#### Excerpted records
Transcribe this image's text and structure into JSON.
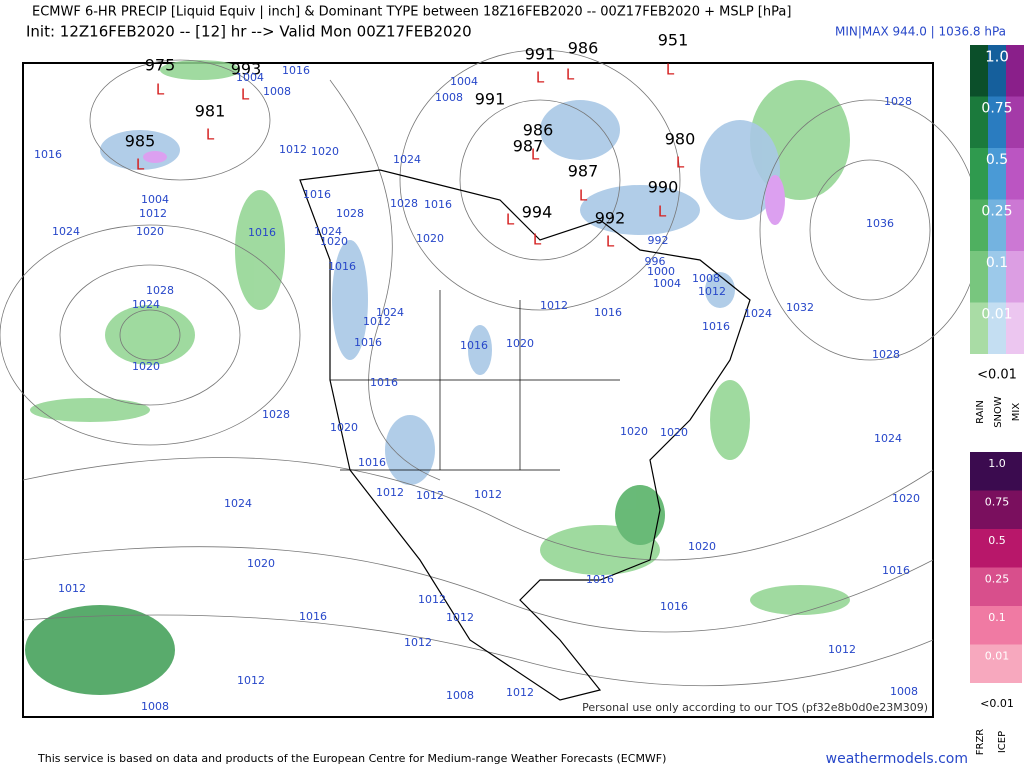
{
  "header": {
    "title": "ECMWF 6-HR PRECIP [Liquid Equiv | inch] & Dominant TYPE between 18Z16FEB2020 -- 00Z17FEB2020 + MSLP [hPa]",
    "subtitle": "Init: 12Z16FEB2020 -- [12] hr --> Valid Mon 00Z17FEB2020",
    "minmax": "MIN|MAX 944.0 | 1036.8 hPa"
  },
  "map": {
    "pressure_centers": [
      "975",
      "993",
      "981",
      "985",
      "991",
      "986",
      "951",
      "991",
      "986",
      "987",
      "987",
      "980",
      "990",
      "994",
      "992"
    ],
    "low_marker": "L",
    "isobar_labels": [
      "1016",
      "1024",
      "1020",
      "1004",
      "1012",
      "1028",
      "1024",
      "1020",
      "1028",
      "1020",
      "1024",
      "1020",
      "1012",
      "1016",
      "1012",
      "1008",
      "1012",
      "1012",
      "1016",
      "1020",
      "1012",
      "1016",
      "1024",
      "1032",
      "1028",
      "1036",
      "1028",
      "1024",
      "1020",
      "1020",
      "1016",
      "1016",
      "1016",
      "1012",
      "1008",
      "1012",
      "1012",
      "1012",
      "1008",
      "1012",
      "1004",
      "1008",
      "1024",
      "1028",
      "1016",
      "1020",
      "1012",
      "1024",
      "1016",
      "1016",
      "1016",
      "1012",
      "1020",
      "1020",
      "992",
      "996",
      "1000",
      "1004",
      "1008",
      "1012",
      "1016",
      "1016",
      "1016",
      "1020",
      "1024",
      "1016",
      "1028",
      "1020",
      "1012",
      "1008",
      "1016",
      "1004"
    ],
    "watermark": "Personal use only according to our TOS (pf32e8b0d0e23M309)"
  },
  "legend_rain": {
    "levels": [
      "1.0",
      "0.75",
      "0.5",
      "0.25",
      "0.1",
      "0.01"
    ],
    "below": "<0.01",
    "types": [
      "RAIN",
      "SNOW",
      "MIX"
    ]
  },
  "legend_ice": {
    "levels": [
      "1.0",
      "0.75",
      "0.5",
      "0.25",
      "0.1",
      "0.01"
    ],
    "below": "<0.01",
    "types": [
      "FRZR",
      "ICEP"
    ]
  },
  "footer": {
    "credit": "This service is based on data and products of the European Centre for Medium-range Weather Forecasts (ECMWF)",
    "site": "weathermodels.com"
  }
}
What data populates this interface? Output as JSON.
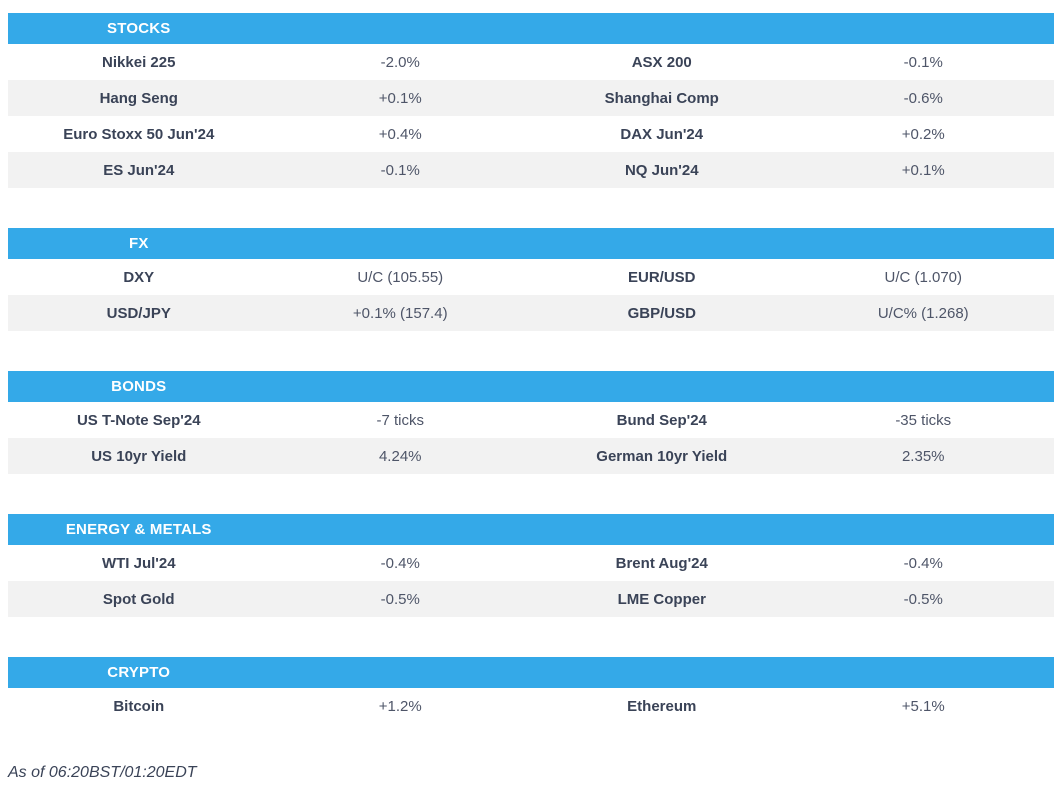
{
  "theme": {
    "accent_color": "#34a9e8",
    "header_text_color": "#ffffff",
    "row_alt_color": "#f2f2f2",
    "label_color": "#3a4357",
    "value_color": "#4e5568"
  },
  "sections": [
    {
      "title": "STOCKS",
      "rows": [
        {
          "l_label": "Nikkei 225",
          "l_value": "-2.0%",
          "r_label": "ASX 200",
          "r_value": "-0.1%"
        },
        {
          "l_label": "Hang Seng",
          "l_value": "+0.1%",
          "r_label": "Shanghai Comp",
          "r_value": "-0.6%"
        },
        {
          "l_label": "Euro Stoxx 50 Jun'24",
          "l_value": "+0.4%",
          "r_label": "DAX Jun'24",
          "r_value": "+0.2%"
        },
        {
          "l_label": "ES Jun'24",
          "l_value": "-0.1%",
          "r_label": "NQ Jun'24",
          "r_value": "+0.1%"
        }
      ]
    },
    {
      "title": "FX",
      "rows": [
        {
          "l_label": "DXY",
          "l_value": "U/C (105.55)",
          "r_label": "EUR/USD",
          "r_value": "U/C (1.070)"
        },
        {
          "l_label": "USD/JPY",
          "l_value": "+0.1% (157.4)",
          "r_label": "GBP/USD",
          "r_value": "U/C% (1.268)"
        }
      ]
    },
    {
      "title": "BONDS",
      "rows": [
        {
          "l_label": "US T-Note Sep'24",
          "l_value": "-7 ticks",
          "r_label": "Bund Sep'24",
          "r_value": "-35 ticks"
        },
        {
          "l_label": "US 10yr Yield",
          "l_value": "4.24%",
          "r_label": "German 10yr Yield",
          "r_value": "2.35%"
        }
      ]
    },
    {
      "title": "ENERGY & METALS",
      "rows": [
        {
          "l_label": "WTI Jul'24",
          "l_value": "-0.4%",
          "r_label": "Brent Aug'24",
          "r_value": "-0.4%"
        },
        {
          "l_label": "Spot Gold",
          "l_value": "-0.5%",
          "r_label": "LME Copper",
          "r_value": "-0.5%"
        }
      ]
    },
    {
      "title": "CRYPTO",
      "rows": [
        {
          "l_label": "Bitcoin",
          "l_value": "+1.2%",
          "r_label": "Ethereum",
          "r_value": "+5.1%"
        }
      ]
    }
  ],
  "footer": {
    "as_of": "As of 06:20BST/01:20EDT"
  }
}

#### What to work on
Show every line of the records above that contains the word "data".

#### Result below
    "credit": "This service is based on data and products of the European Centre for Medium-range Weather Forecasts (ECMWF)",
What data populates this interface? Output as JSON.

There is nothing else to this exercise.